Aufgabe: Führe die Forumsdiskussion über Reverse-Mount-LEDs von Kingbright im Anschluss an ihren letzten Beitrag weiter.

Bereitgestellter Auszug:
○ ○ ○ ○

Von Kingbright gibt es LEDs (siehe Anhang) zum Reverse Mount in 2 Ausführungen Yoke-Lead und Z-Bend. Wozu dient denn bitte die Biegung der Pins bei Yoke-Lead? Zum durchführen einer Leiterbahn? Zur flexiblen Befestigung, damit die Leiterbahn bei Druck nicht gleich abhebt? Zur besseren Wärmeabfuhr? Die Yoke-Lead sitz tiefer drin als die Z-Bend und braucht daher in der Platine ein größeres Loch und hat daher längere Anschlüsse. Beides scheint ja nicht gerade von Vorteil zu sein, irgendeinen Sinn muß das Yoke-Lead doch aber haben? Wer kennt die Antwort. Danke und ciao Remo
Gast
#1206208
Ich rat mal mit :-) Vorteil: Geringere Bauhöhe? Gebogene Drähte: Um thermischen Spannungen beim Löten und im Betrieb vorzubeugen?
Gast
#1206341
einmal zum nach oben abstrahlen, einmal durch die Platine ?

○ ○ ○ ○

[Einträge aus einer Datenquelle]
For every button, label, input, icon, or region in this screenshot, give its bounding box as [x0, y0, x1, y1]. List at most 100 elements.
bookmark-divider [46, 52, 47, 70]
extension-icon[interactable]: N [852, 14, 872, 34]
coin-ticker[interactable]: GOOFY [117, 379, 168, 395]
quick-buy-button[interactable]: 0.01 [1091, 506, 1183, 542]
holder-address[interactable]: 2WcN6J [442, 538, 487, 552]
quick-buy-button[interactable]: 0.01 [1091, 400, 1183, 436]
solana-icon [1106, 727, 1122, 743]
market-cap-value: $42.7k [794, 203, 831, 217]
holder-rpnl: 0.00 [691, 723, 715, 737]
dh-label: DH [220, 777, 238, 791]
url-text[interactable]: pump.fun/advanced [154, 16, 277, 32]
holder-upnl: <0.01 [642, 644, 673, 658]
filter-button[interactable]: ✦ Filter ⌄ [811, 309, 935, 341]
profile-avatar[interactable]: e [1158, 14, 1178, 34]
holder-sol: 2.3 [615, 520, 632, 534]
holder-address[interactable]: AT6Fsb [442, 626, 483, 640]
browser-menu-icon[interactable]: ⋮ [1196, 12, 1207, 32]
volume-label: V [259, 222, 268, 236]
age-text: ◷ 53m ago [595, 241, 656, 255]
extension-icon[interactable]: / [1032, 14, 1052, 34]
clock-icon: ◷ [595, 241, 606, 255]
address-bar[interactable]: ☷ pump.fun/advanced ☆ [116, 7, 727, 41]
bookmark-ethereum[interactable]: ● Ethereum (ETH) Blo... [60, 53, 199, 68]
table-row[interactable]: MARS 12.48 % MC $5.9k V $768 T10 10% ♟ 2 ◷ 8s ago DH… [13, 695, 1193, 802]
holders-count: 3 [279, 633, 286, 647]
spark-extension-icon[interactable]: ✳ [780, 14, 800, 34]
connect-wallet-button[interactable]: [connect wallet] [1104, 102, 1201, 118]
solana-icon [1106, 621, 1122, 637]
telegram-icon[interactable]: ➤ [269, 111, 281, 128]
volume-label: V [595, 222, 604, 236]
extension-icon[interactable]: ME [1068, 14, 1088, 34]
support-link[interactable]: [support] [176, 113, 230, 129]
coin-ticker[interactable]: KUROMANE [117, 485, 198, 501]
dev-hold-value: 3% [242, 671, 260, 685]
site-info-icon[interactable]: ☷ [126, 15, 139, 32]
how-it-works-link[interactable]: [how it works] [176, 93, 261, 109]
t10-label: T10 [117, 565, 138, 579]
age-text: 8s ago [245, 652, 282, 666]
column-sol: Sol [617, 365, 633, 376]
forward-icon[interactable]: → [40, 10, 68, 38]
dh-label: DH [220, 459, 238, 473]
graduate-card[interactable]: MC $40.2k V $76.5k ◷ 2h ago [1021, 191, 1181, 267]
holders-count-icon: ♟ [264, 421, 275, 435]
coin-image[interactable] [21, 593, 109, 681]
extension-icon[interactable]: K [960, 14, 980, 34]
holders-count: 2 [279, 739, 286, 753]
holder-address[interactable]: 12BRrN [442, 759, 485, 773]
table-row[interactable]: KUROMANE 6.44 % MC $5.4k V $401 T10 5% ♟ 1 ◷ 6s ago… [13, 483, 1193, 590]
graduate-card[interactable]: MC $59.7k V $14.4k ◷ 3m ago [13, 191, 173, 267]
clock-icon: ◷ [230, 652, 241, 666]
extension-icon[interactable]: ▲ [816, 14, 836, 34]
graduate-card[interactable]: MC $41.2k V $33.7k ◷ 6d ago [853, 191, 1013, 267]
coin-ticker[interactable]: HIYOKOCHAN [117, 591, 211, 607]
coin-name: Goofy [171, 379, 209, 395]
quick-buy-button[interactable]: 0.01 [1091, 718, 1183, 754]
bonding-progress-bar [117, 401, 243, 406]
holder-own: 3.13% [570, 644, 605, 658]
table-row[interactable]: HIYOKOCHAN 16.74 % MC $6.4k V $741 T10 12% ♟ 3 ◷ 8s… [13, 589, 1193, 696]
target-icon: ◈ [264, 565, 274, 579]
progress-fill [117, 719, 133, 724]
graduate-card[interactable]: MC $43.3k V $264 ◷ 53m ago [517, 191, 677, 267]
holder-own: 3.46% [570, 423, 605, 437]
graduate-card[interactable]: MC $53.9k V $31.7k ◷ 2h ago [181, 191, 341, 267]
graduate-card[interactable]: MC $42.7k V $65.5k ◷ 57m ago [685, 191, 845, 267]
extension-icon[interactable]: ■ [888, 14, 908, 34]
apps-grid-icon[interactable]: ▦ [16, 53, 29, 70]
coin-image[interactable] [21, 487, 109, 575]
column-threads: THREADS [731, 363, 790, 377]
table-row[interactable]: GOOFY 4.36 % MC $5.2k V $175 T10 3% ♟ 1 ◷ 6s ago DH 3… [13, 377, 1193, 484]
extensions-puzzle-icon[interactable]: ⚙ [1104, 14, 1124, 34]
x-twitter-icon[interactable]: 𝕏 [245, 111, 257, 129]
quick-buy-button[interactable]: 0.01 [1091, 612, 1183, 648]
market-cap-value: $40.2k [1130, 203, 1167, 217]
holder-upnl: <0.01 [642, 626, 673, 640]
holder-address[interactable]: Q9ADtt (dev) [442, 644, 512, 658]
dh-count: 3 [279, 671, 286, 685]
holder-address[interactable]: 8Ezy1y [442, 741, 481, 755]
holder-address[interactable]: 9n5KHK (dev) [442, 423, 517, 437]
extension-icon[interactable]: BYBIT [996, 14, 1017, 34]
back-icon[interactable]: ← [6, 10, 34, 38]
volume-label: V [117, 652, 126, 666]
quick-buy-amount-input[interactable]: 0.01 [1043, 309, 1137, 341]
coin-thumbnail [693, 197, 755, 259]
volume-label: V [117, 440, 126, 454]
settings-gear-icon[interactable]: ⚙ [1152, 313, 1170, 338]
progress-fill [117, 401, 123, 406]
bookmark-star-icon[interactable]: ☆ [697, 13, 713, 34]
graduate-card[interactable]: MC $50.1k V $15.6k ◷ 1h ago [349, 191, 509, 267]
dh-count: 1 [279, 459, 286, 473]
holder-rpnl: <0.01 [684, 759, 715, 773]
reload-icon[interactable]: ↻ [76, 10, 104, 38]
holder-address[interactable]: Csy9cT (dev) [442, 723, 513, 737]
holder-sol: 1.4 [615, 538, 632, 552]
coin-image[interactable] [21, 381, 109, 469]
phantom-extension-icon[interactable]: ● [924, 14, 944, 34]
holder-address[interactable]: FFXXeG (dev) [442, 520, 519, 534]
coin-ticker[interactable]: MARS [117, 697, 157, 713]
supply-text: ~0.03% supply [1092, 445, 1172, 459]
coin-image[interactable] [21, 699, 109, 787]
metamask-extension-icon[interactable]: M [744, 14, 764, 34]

○ ○ ○ ○

Schriftliche Antwort:
Naja, die Yoke Lead hat eine geringere Höhe nach dem Einlöten. Der Bogen ist für einen definierten Footprint, da sonst das Lötzinn verlaufen würde.
Gast
#1208658
Ok, das mit dem Footprint ist eine gute Erklärung für die Biegung, daran hatte ich bislang nicht gedacht. D.h. aber auch, dass das Lötpäd bei der Biegung aufhören muss, ich kenn nämlich keine Spec von Kingbright zu empfohlenen Pad-bmessungen für diese Bauform. Danke Remo
Gast
#1208707
> D.h. aber auch, dass das Lötpäd bei der Biegung aufhören muss,..
Nein, das Pad geht schon über den Knick raus, etwa 0,3..0,5mm, damit
sich ein ordentlicher Meniskus bildet.